### Texto fornecido
Se seguirmos por uma das doze avenidas do arco, Avenue d’Iéna – mais uma homenagem a Napoleão, pela batalha ganha –, chegaremos à Torre Eiffel, passando pelo belíssimo Palais de Chaillot, descendo ao longo da sua irresistível fonte, atravessando a Pont d’Iéna, para chegar a essa estrutura imensa de ferro, do século passado, que é símbolo da França.
Não poderíamos terminar este passeio, sem uma volta de metrô – pois todo este percurso pode ser feito a pé. Vamos escolher a Linha 14 – são 14 linhas de metrô, 5 de RER e 3 de trens urbanos, circulando em Paris, nos subúrbios e cidades próximas, num percurso distribuído por mais de 400 estações. Ninguém se choque com os números, ou pense em exagero, pois Paris é uma cidade de três milhões de habitantes fixos, e mais de dez milhões de pessoas, diariamente, flutuando por ela, deixando qualquer coisa como 16000 toneladas de lixo e 3 toneladas de cocô de cachorro pelas calçadas, devidamente recolhidas, sendo as calçadas e sarjetas lavadas regularmente todos os dias.

### Material fornecido
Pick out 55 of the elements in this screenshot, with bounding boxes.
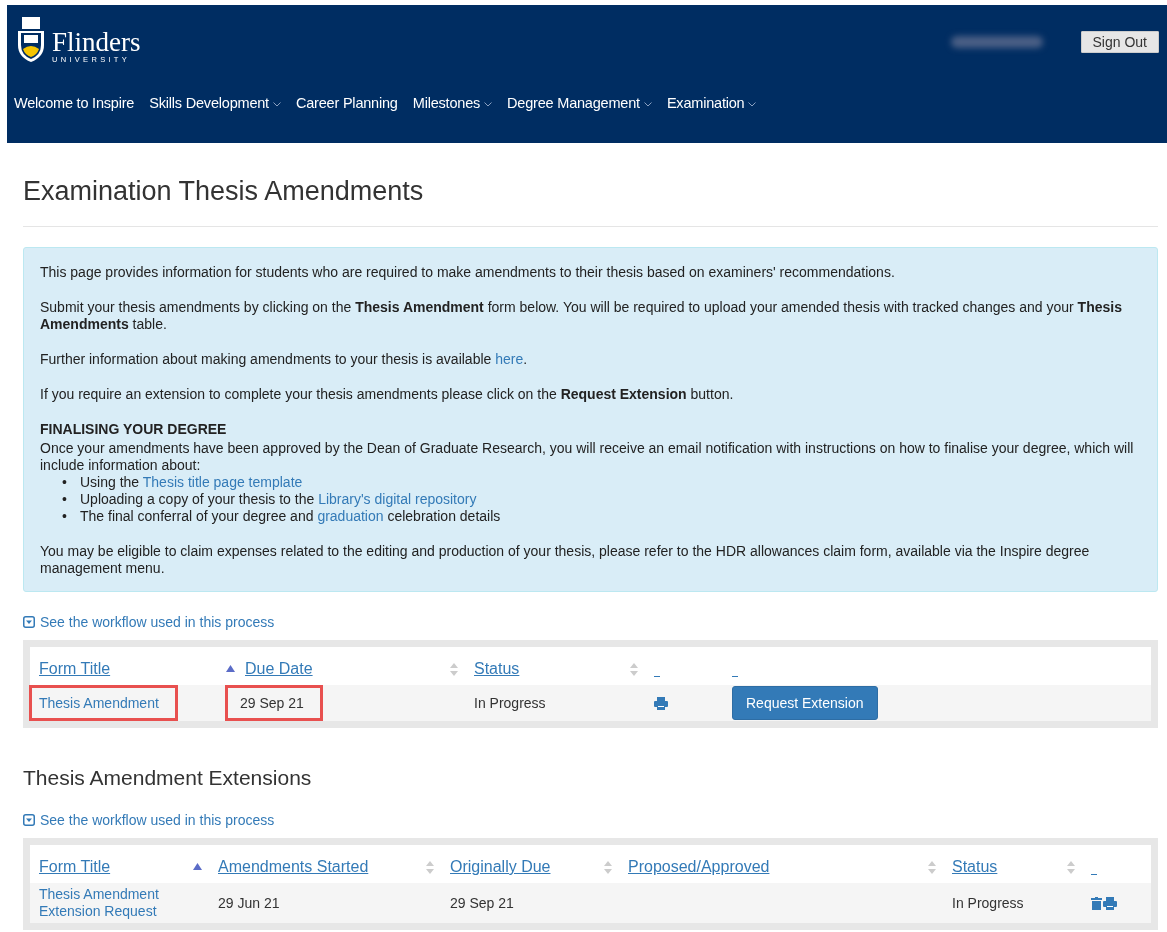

### Conjunto de tarefas
1/ Segundo o texto sobre Paris, quantas linhas de metrô circulam na cidade?
2/ Devolva o trecho do texto sobre Paris entre "Não poderíamos terminar" e "todos os dias.", inclusive.
3/ Dê continuidade ao texto sobre o passeio por Paris, começando logo após a última frase.
A listagem não tem relação com o texto sobre Paris.

### Resultados por tarefa
1/ São 14 linhas de metrô.

2/
Não poderíamos terminar este passeio, sem uma volta de metrô – pois todo este percurso pode ser feito a pé. Vamos escolher a Linha 14 – são 14 linhas de metrô, 5 de RER e 3 de trens urbanos, circulando em Paris, nos subúrbios e cidades próximas, num percurso distribuído por mais de 400 estações. Ninguém se choque com os números, ou pense em exagero, pois Paris é uma cidade de três milhões de habitantes fixos, e mais de dez milhões de pessoas, diariamente, flutuando por ela, deixando qualquer coisa como 16000 toneladas de lixo e 3 toneladas de cocô de cachorro pelas calçadas, devidamente recolhidas, sendo as calçadas e sarjetas lavadas regularmente todos os dias.

3/
Depois dessa pequena digressão, voltemos à Linha 14. Trata-se da linha mais moderna de Paris, totalmente automatizada, com um cais seguro, pois os usuários estão protegidos por uma parede de vidro que só se abre à chegada do metrô. Este metrô tem uma velocidade maior do que os demais, por isto é chamado de Meteor. A linha é razoalvemente curta, de Saint-Lazare a Olympiades, passando por estações das mais importantes como a Madalena, Biblioteca François Mitterand, Châtelete-Les Halles e Gare de Lyon, além de ligar o Norte com o Nordeste de Paris.
É isto, Paris.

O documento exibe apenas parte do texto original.